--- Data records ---
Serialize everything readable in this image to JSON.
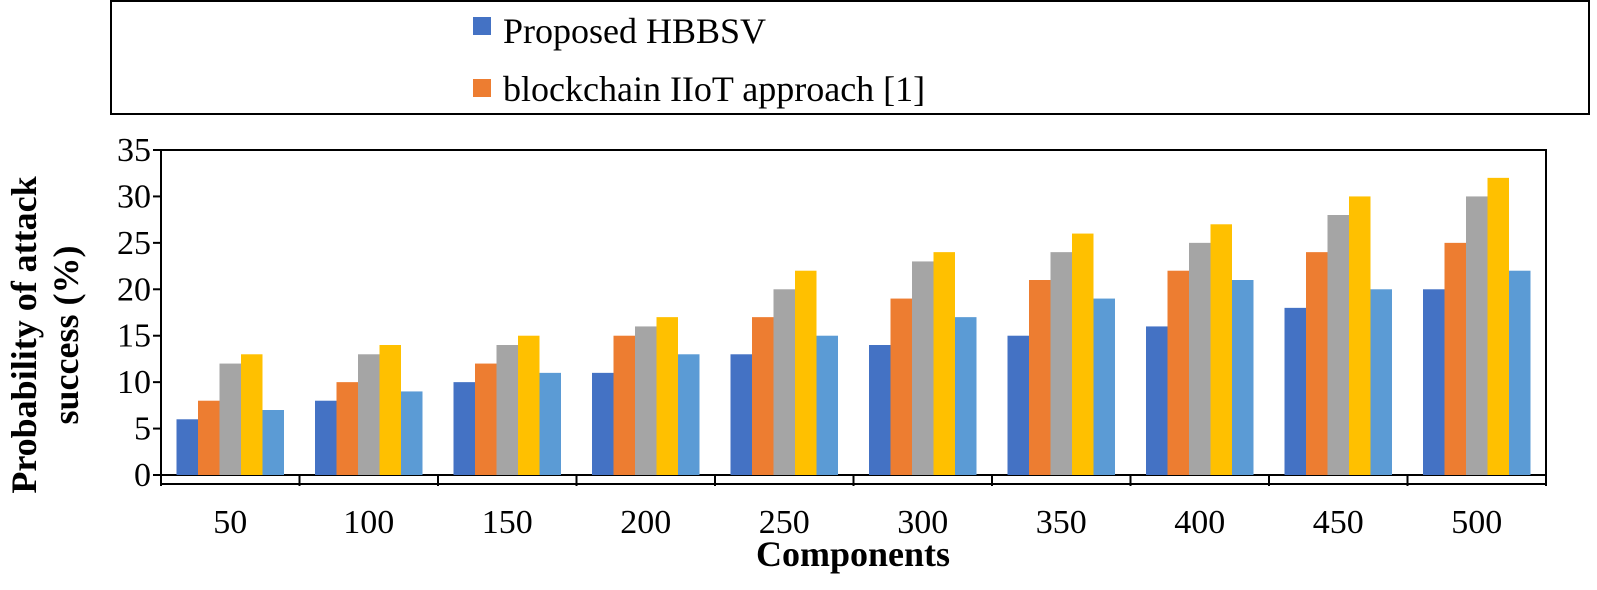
{
  "chart_data": {
    "type": "bar",
    "title": "",
    "xlabel": "Components",
    "ylabel_lines": [
      "Probability of attack",
      "success (%)"
    ],
    "categories": [
      "50",
      "100",
      "150",
      "200",
      "250",
      "300",
      "350",
      "400",
      "450",
      "500"
    ],
    "ylim": [
      0,
      35
    ],
    "yticks": [
      0,
      5,
      10,
      15,
      20,
      25,
      30,
      35
    ],
    "grid": false,
    "legend_position": "top",
    "series": [
      {
        "name": "Proposed HBBSV",
        "color": "#4472C4",
        "values": [
          6,
          8,
          10,
          11,
          13,
          14,
          15,
          16,
          18,
          20
        ]
      },
      {
        "name": "blockchain IIoT approach [1]",
        "color": "#ED7D31",
        "values": [
          8,
          10,
          12,
          15,
          17,
          19,
          21,
          22,
          24,
          25
        ]
      },
      {
        "color": "#A5A5A5",
        "values": [
          12,
          13,
          14,
          16,
          20,
          23,
          24,
          25,
          28,
          30
        ]
      },
      {
        "color": "#FFC000",
        "values": [
          13,
          14,
          15,
          17,
          22,
          24,
          26,
          27,
          30,
          32
        ]
      },
      {
        "color": "#5B9BD5",
        "values": [
          7,
          9,
          11,
          13,
          15,
          17,
          19,
          21,
          20,
          22
        ]
      }
    ]
  }
}
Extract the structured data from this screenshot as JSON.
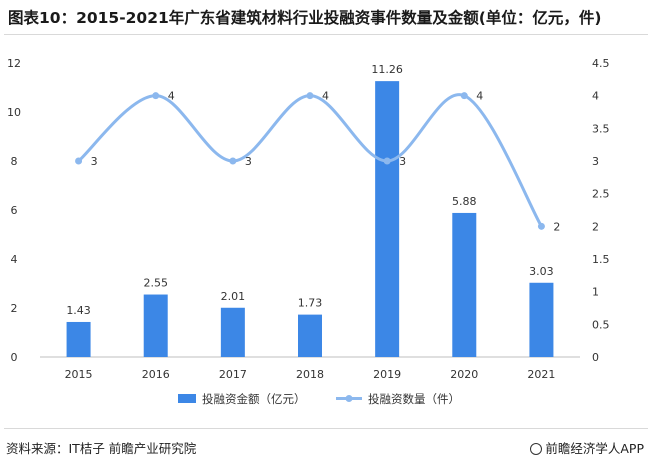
{
  "header": {
    "title": "图表10：2015-2021年广东省建筑材料行业投融资事件数量及金额(单位：亿元，件)"
  },
  "footer": {
    "source": "资料来源：IT桔子 前瞻产业研究院",
    "brand": "前瞻经济学人APP"
  },
  "colors": {
    "bar": "#3c87e6",
    "line": "#8cb8ee",
    "axis": "#bfbfbf",
    "text": "#333333"
  },
  "chart_data": {
    "type": "bar",
    "categories": [
      "2015",
      "2016",
      "2017",
      "2018",
      "2019",
      "2020",
      "2021"
    ],
    "series": [
      {
        "name": "投融资金额（亿元）",
        "type": "bar",
        "axis": "left",
        "values": [
          1.43,
          2.55,
          2.01,
          1.73,
          11.26,
          5.88,
          3.03
        ],
        "labels": [
          "1.43",
          "2.55",
          "2.01",
          "1.73",
          "11.26",
          "5.88",
          "3.03"
        ]
      },
      {
        "name": "投融资数量（件）",
        "type": "line",
        "axis": "right",
        "smooth": true,
        "values": [
          3,
          4,
          3,
          4,
          3,
          4,
          2
        ],
        "labels": [
          "3",
          "4",
          "3",
          "4",
          "3",
          "4",
          "2"
        ]
      }
    ],
    "y_left": {
      "ylim": [
        0,
        12
      ],
      "ticks": [
        "0",
        "2",
        "4",
        "6",
        "8",
        "10",
        "12"
      ]
    },
    "y_right": {
      "ylim": [
        0,
        4.5
      ],
      "ticks": [
        "0",
        "0.5",
        "1",
        "1.5",
        "2",
        "2.5",
        "3",
        "3.5",
        "4",
        "4.5"
      ]
    },
    "grid": false,
    "legend": "bottom"
  }
}
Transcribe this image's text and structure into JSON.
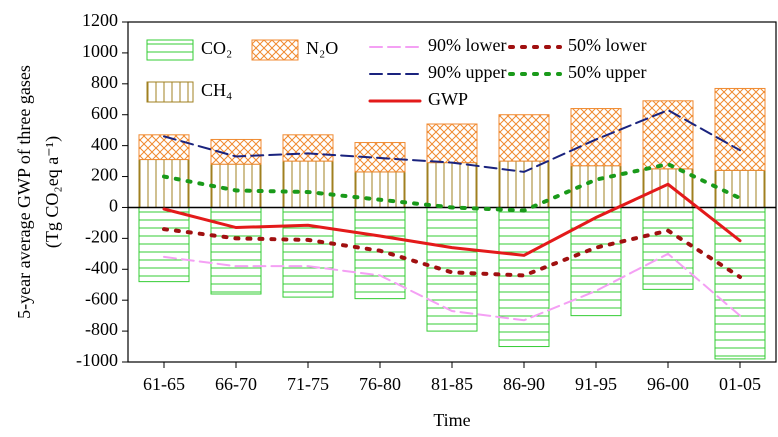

--- WHAT TO PRODUCE ---
Print the whole listing above once more, word for word, without its pictures.

--- EXPECTED OUTPUT ---
Serialize everything readable in this image to JSON.
{
  "chart_data": {
    "type": "bar",
    "title": "",
    "xlabel": "Components",
    "ylabel_lines": [
      "Probability of attack",
      "success (%)"
    ],
    "categories": [
      "50",
      "100",
      "150",
      "200",
      "250",
      "300",
      "350",
      "400",
      "450",
      "500"
    ],
    "ylim": [
      0,
      35
    ],
    "yticks": [
      0,
      5,
      10,
      15,
      20,
      25,
      30,
      35
    ],
    "grid": false,
    "legend_position": "top",
    "series": [
      {
        "name": "Proposed HBBSV",
        "color": "#4472C4",
        "values": [
          6,
          8,
          10,
          11,
          13,
          14,
          15,
          16,
          18,
          20
        ]
      },
      {
        "name": "blockchain IIoT approach [1]",
        "color": "#ED7D31",
        "values": [
          8,
          10,
          12,
          15,
          17,
          19,
          21,
          22,
          24,
          25
        ]
      },
      {
        "color": "#A5A5A5",
        "values": [
          12,
          13,
          14,
          16,
          20,
          23,
          24,
          25,
          28,
          30
        ]
      },
      {
        "color": "#FFC000",
        "values": [
          13,
          14,
          15,
          17,
          22,
          24,
          26,
          27,
          30,
          32
        ]
      },
      {
        "color": "#5B9BD5",
        "values": [
          7,
          9,
          11,
          13,
          15,
          17,
          19,
          21,
          20,
          22
        ]
      }
    ]
  }
}
Extract the structured data from this screenshot as JSON.
{
  "header": {
    "title": "图表10：2015-2021年广东省建筑材料行业投融资事件数量及金额(单位：亿元，件)"
  },
  "footer": {
    "source": "资料来源：IT桔子 前瞻产业研究院",
    "brand": "前瞻经济学人APP"
  },
  "colors": {
    "bar": "#3c87e6",
    "line": "#8cb8ee",
    "axis": "#bfbfbf",
    "text": "#333333"
  },
  "chart_data": {
    "type": "bar",
    "categories": [
      "2015",
      "2016",
      "2017",
      "2018",
      "2019",
      "2020",
      "2021"
    ],
    "series": [
      {
        "name": "投融资金额（亿元）",
        "type": "bar",
        "axis": "left",
        "values": [
          1.43,
          2.55,
          2.01,
          1.73,
          11.26,
          5.88,
          3.03
        ],
        "labels": [
          "1.43",
          "2.55",
          "2.01",
          "1.73",
          "11.26",
          "5.88",
          "3.03"
        ]
      },
      {
        "name": "投融资数量（件）",
        "type": "line",
        "axis": "right",
        "smooth": true,
        "values": [
          3,
          4,
          3,
          4,
          3,
          4,
          2
        ],
        "labels": [
          "3",
          "4",
          "3",
          "4",
          "3",
          "4",
          "2"
        ]
      }
    ],
    "y_left": {
      "ylim": [
        0,
        12
      ],
      "ticks": [
        "0",
        "2",
        "4",
        "6",
        "8",
        "10",
        "12"
      ]
    },
    "y_right": {
      "ylim": [
        0,
        4.5
      ],
      "ticks": [
        "0",
        "0.5",
        "1",
        "1.5",
        "2",
        "2.5",
        "3",
        "3.5",
        "4",
        "4.5"
      ]
    },
    "grid": false,
    "legend": "bottom"
  }
}
Transcribe this image's text and structure into JSON.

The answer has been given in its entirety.